### Task directions
Take the material below and retype it in full; pictures are left out.

### Information given
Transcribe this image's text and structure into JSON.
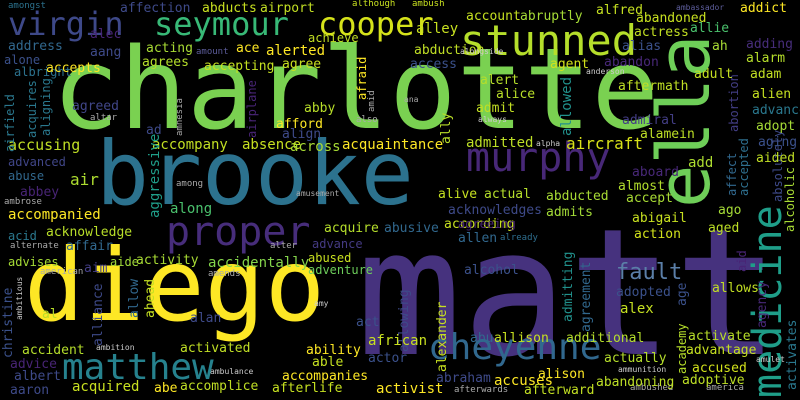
{
  "palette": {
    "background": "#000000",
    "purple": "#440154",
    "indigo": "#3b528b",
    "blue": "#31688e",
    "teal": "#21918c",
    "green": "#35b779",
    "lime": "#5ec962",
    "yellow": "#fde725"
  },
  "words": {
    "charlotte": "charlotte",
    "matt": "matt",
    "brooke": "brooke",
    "diego": "diego",
    "ella": "ella",
    "medicine": "medicine",
    "stunned": "stunned",
    "murphy": "murphy",
    "proper": "proper",
    "cheyenne": "cheyenne",
    "matthew": "matthew",
    "virgin": "virgin",
    "seymour": "seymour",
    "cooper": "cooper",
    "fault": "fault",
    "adopted": "adopted",
    "aircraft": "aircraft",
    "admitted": "admitted",
    "acquaintance": "acquaintance",
    "accompany": "accompany",
    "absence": "absence",
    "across": "across",
    "accusing": "accusing",
    "advanced": "advanced",
    "abuse": "abuse",
    "air": "air",
    "aggressive": "aggressive",
    "along": "along",
    "abbey": "abbey",
    "accompanied": "accompanied",
    "acknowledge": "acknowledge",
    "affair": "affair",
    "acid": "acid",
    "advises": "advises",
    "aim": "aim",
    "aide": "aide",
    "activity": "activity",
    "accidentally": "accidentally",
    "abused": "abused",
    "adventure": "adventure",
    "acquire": "acquire",
    "abusive": "abusive",
    "according": "according",
    "acknowledges": "acknowledges",
    "admits": "admits",
    "allen": "allen",
    "abducted": "abducted",
    "alive": "alive",
    "actual": "actual",
    "almost": "almost",
    "aboard": "aboard",
    "accept": "accept",
    "abigail": "abigail",
    "action": "action",
    "aged": "aged",
    "ago": "ago",
    "add": "add",
    "affect": "affect",
    "accepted": "accepted",
    "absolutely": "absolutely",
    "alcoholic": "alcoholic",
    "aided": "aided",
    "aging": "aging",
    "adopt": "adopt",
    "advance": "advance",
    "alien": "alien",
    "abortion": "abortion",
    "alarm": "alarm",
    "adam": "adam",
    "adult": "adult",
    "aftermath": "aftermath",
    "admiral": "admiral",
    "alamein": "alamein",
    "allowed": "allowed",
    "alice": "alice",
    "admit": "admit",
    "alert": "alert",
    "agent": "agent",
    "abandon": "abandon",
    "access": "access",
    "abduction": "abduction",
    "alley": "alley",
    "account": "account",
    "abruptly": "abruptly",
    "alfred": "alfred",
    "abandoned": "abandoned",
    "actress": "actress",
    "allie": "allie",
    "alias": "alias",
    "addict": "addict",
    "adding": "adding",
    "ah": "ah",
    "amongst": "amongst",
    "affection": "affection",
    "abducts": "abducts",
    "airport": "airport",
    "although": "although",
    "ambush": "ambush",
    "ambassador": "ambassador",
    "alec": "alec",
    "address": "address",
    "aang": "aang",
    "alone": "alone",
    "albright": "albright",
    "accepts": "accepts",
    "acting": "acting",
    "ace": "ace",
    "alerted": "alerted",
    "achieve": "achieve",
    "agrees": "agrees",
    "accepting": "accepting",
    "agree": "agree",
    "amount": "amount",
    "alongside": "alongside",
    "airfield": "airfield",
    "acquires": "acquires",
    "aligning": "aligning",
    "agreed": "agreed",
    "altar": "altar",
    "ad": "ad",
    "amnesia": "amnesia",
    "airplane": "airplane",
    "abby": "abby",
    "afford": "afford",
    "align": "align",
    "afraid": "afraid",
    "amid": "amid",
    "also": "also",
    "ana": "ana",
    "ally": "ally",
    "always": "always",
    "alpha": "alpha",
    "anderson": "anderson",
    "amusement": "amusement",
    "among": "among",
    "ambrose": "ambrose",
    "agreeing": "agreeing",
    "already": "already",
    "alternate": "alternate",
    "alter": "alter",
    "american": "american",
    "amends": "amends",
    "alcohol": "alcohol",
    "admitting": "admitting",
    "agreement": "agreement",
    "alex": "alex",
    "agency": "agency",
    "allows": "allows",
    "age": "age",
    "aid": "aid",
    "amulet": "amulet",
    "america": "america",
    "activates": "activates",
    "advantage": "advantage",
    "activate": "activate",
    "academy": "academy",
    "accused": "accused",
    "adoptive": "adoptive",
    "actually": "actually",
    "ammunition": "ammunition",
    "ambushed": "ambushed",
    "additional": "additional",
    "allison": "allison",
    "abu": "abu",
    "alexander": "alexander",
    "allowing": "allowing",
    "act": "act",
    "african": "african",
    "actor": "actor",
    "alison": "alison",
    "accuses": "accuses",
    "abraham": "abraham",
    "afterward": "afterward",
    "abandoning": "abandoning",
    "activist": "activist",
    "afterwards": "afterwards",
    "accompanies": "accompanies",
    "ability": "ability",
    "able": "able",
    "afterlife": "afterlife",
    "amy": "amy",
    "alan": "alan",
    "activated": "activated",
    "accomplice": "accomplice",
    "abe": "abe",
    "ambulance": "ambulance",
    "ambition": "ambition",
    "allow": "allow",
    "ahead": "ahead",
    "alliance": "alliance",
    "accident": "accident",
    "advice": "advice",
    "aaron": "aaron",
    "acquired": "acquired",
    "albert": "albert",
    "al": "al",
    "christine": "christine",
    "ambitious": "ambitious"
  }
}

### Result for this exercise
Transcribe this image's text and structure into JSON.
{
  "palette": {
    "background": "#000000",
    "purple": "#440154",
    "indigo": "#3b528b",
    "blue": "#31688e",
    "teal": "#21918c",
    "green": "#35b779",
    "lime": "#5ec962",
    "yellow": "#fde725"
  },
  "words": {
    "charlotte": "charlotte",
    "matt": "matt",
    "brooke": "brooke",
    "diego": "diego",
    "ella": "ella",
    "medicine": "medicine",
    "stunned": "stunned",
    "murphy": "murphy",
    "proper": "proper",
    "cheyenne": "cheyenne",
    "matthew": "matthew",
    "virgin": "virgin",
    "seymour": "seymour",
    "cooper": "cooper",
    "fault": "fault",
    "adopted": "adopted",
    "aircraft": "aircraft",
    "admitted": "admitted",
    "acquaintance": "acquaintance",
    "accompany": "accompany",
    "absence": "absence",
    "across": "across",
    "accusing": "accusing",
    "advanced": "advanced",
    "abuse": "abuse",
    "air": "air",
    "aggressive": "aggressive",
    "along": "along",
    "abbey": "abbey",
    "accompanied": "accompanied",
    "acknowledge": "acknowledge",
    "affair": "affair",
    "acid": "acid",
    "advises": "advises",
    "aim": "aim",
    "aide": "aide",
    "activity": "activity",
    "accidentally": "accidentally",
    "abused": "abused",
    "adventure": "adventure",
    "acquire": "acquire",
    "abusive": "abusive",
    "according": "according",
    "acknowledges": "acknowledges",
    "admits": "admits",
    "allen": "allen",
    "abducted": "abducted",
    "alive": "alive",
    "actual": "actual",
    "almost": "almost",
    "aboard": "aboard",
    "accept": "accept",
    "abigail": "abigail",
    "action": "action",
    "aged": "aged",
    "ago": "ago",
    "add": "add",
    "affect": "affect",
    "accepted": "accepted",
    "absolutely": "absolutely",
    "alcoholic": "alcoholic",
    "aided": "aided",
    "aging": "aging",
    "adopt": "adopt",
    "advance": "advance",
    "alien": "alien",
    "abortion": "abortion",
    "alarm": "alarm",
    "adam": "adam",
    "adult": "adult",
    "aftermath": "aftermath",
    "admiral": "admiral",
    "alamein": "alamein",
    "allowed": "allowed",
    "alice": "alice",
    "admit": "admit",
    "alert": "alert",
    "agent": "agent",
    "abandon": "abandon",
    "access": "access",
    "abduction": "abduction",
    "alley": "alley",
    "account": "account",
    "abruptly": "abruptly",
    "alfred": "alfred",
    "abandoned": "abandoned",
    "actress": "actress",
    "allie": "allie",
    "alias": "alias",
    "addict": "addict",
    "adding": "adding",
    "ah": "ah",
    "amongst": "amongst",
    "affection": "affection",
    "abducts": "abducts",
    "airport": "airport",
    "although": "although",
    "ambush": "ambush",
    "ambassador": "ambassador",
    "alec": "alec",
    "address": "address",
    "aang": "aang",
    "alone": "alone",
    "albright": "albright",
    "accepts": "accepts",
    "acting": "acting",
    "ace": "ace",
    "alerted": "alerted",
    "achieve": "achieve",
    "agrees": "agrees",
    "accepting": "accepting",
    "agree": "agree",
    "amount": "amount",
    "alongside": "alongside",
    "airfield": "airfield",
    "acquires": "acquires",
    "aligning": "aligning",
    "agreed": "agreed",
    "altar": "altar",
    "ad": "ad",
    "amnesia": "amnesia",
    "airplane": "airplane",
    "abby": "abby",
    "afford": "afford",
    "align": "align",
    "afraid": "afraid",
    "amid": "amid",
    "also": "also",
    "ana": "ana",
    "ally": "ally",
    "always": "always",
    "alpha": "alpha",
    "anderson": "anderson",
    "amusement": "amusement",
    "among": "among",
    "ambrose": "ambrose",
    "agreeing": "agreeing",
    "already": "already",
    "alternate": "alternate",
    "alter": "alter",
    "american": "american",
    "amends": "amends",
    "alcohol": "alcohol",
    "admitting": "admitting",
    "agreement": "agreement",
    "alex": "alex",
    "agency": "agency",
    "allows": "allows",
    "age": "age",
    "aid": "aid",
    "amulet": "amulet",
    "america": "america",
    "activates": "activates",
    "advantage": "advantage",
    "activate": "activate",
    "academy": "academy",
    "accused": "accused",
    "adoptive": "adoptive",
    "actually": "actually",
    "ammunition": "ammunition",
    "ambushed": "ambushed",
    "additional": "additional",
    "allison": "allison",
    "abu": "abu",
    "alexander": "alexander",
    "allowing": "allowing",
    "act": "act",
    "african": "african",
    "actor": "actor",
    "alison": "alison",
    "accuses": "accuses",
    "abraham": "abraham",
    "afterward": "afterward",
    "abandoning": "abandoning",
    "activist": "activist",
    "afterwards": "afterwards",
    "accompanies": "accompanies",
    "ability": "ability",
    "able": "able",
    "afterlife": "afterlife",
    "amy": "amy",
    "alan": "alan",
    "activated": "activated",
    "accomplice": "accomplice",
    "abe": "abe",
    "ambulance": "ambulance",
    "ambition": "ambition",
    "allow": "allow",
    "ahead": "ahead",
    "alliance": "alliance",
    "accident": "accident",
    "advice": "advice",
    "aaron": "aaron",
    "acquired": "acquired",
    "albert": "albert",
    "al": "al",
    "christine": "christine",
    "ambitious": "ambitious"
  }
}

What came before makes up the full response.